Entries from a visual dataset:

Start

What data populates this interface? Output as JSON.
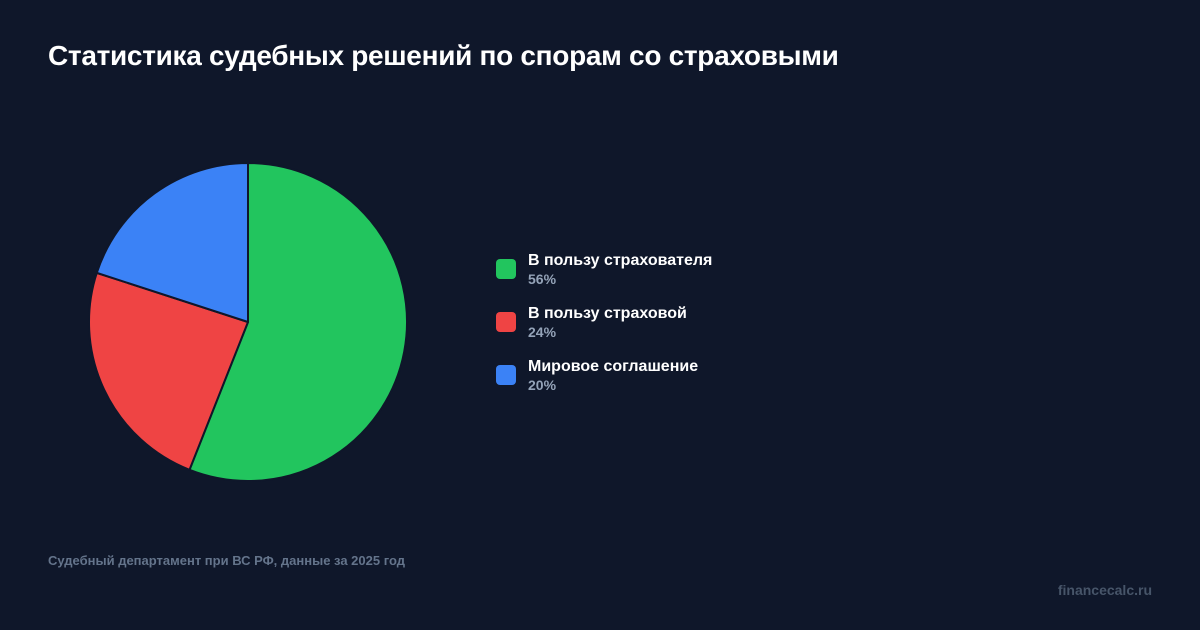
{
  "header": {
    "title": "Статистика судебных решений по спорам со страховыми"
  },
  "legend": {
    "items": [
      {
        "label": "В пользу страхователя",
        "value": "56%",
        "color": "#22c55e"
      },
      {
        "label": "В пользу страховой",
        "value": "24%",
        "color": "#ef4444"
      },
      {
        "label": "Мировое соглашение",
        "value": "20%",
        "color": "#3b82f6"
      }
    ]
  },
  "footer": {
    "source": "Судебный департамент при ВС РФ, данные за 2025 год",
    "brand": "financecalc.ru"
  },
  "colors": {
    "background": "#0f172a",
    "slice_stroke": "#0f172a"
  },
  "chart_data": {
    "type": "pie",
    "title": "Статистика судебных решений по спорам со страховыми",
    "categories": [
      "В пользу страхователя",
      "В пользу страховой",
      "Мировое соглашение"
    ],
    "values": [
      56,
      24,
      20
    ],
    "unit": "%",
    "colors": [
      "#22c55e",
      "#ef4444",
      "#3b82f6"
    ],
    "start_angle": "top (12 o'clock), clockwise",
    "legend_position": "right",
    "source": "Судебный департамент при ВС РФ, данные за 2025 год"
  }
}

End

■ Task statement ■
Set each line of the records down exactly, leaving every picture out.

■ Correct result ■
What data populates this interface? Output as JSON.
{
  "header": {
    "title": "Статистика судебных решений по спорам со страховыми"
  },
  "legend": {
    "items": [
      {
        "label": "В пользу страхователя",
        "value": "56%",
        "color": "#22c55e"
      },
      {
        "label": "В пользу страховой",
        "value": "24%",
        "color": "#ef4444"
      },
      {
        "label": "Мировое соглашение",
        "value": "20%",
        "color": "#3b82f6"
      }
    ]
  },
  "footer": {
    "source": "Судебный департамент при ВС РФ, данные за 2025 год",
    "brand": "financecalc.ru"
  },
  "colors": {
    "background": "#0f172a",
    "slice_stroke": "#0f172a"
  },
  "chart_data": {
    "type": "pie",
    "title": "Статистика судебных решений по спорам со страховыми",
    "categories": [
      "В пользу страхователя",
      "В пользу страховой",
      "Мировое соглашение"
    ],
    "values": [
      56,
      24,
      20
    ],
    "unit": "%",
    "colors": [
      "#22c55e",
      "#ef4444",
      "#3b82f6"
    ],
    "start_angle": "top (12 o'clock), clockwise",
    "legend_position": "right",
    "source": "Судебный департамент при ВС РФ, данные за 2025 год"
  }
}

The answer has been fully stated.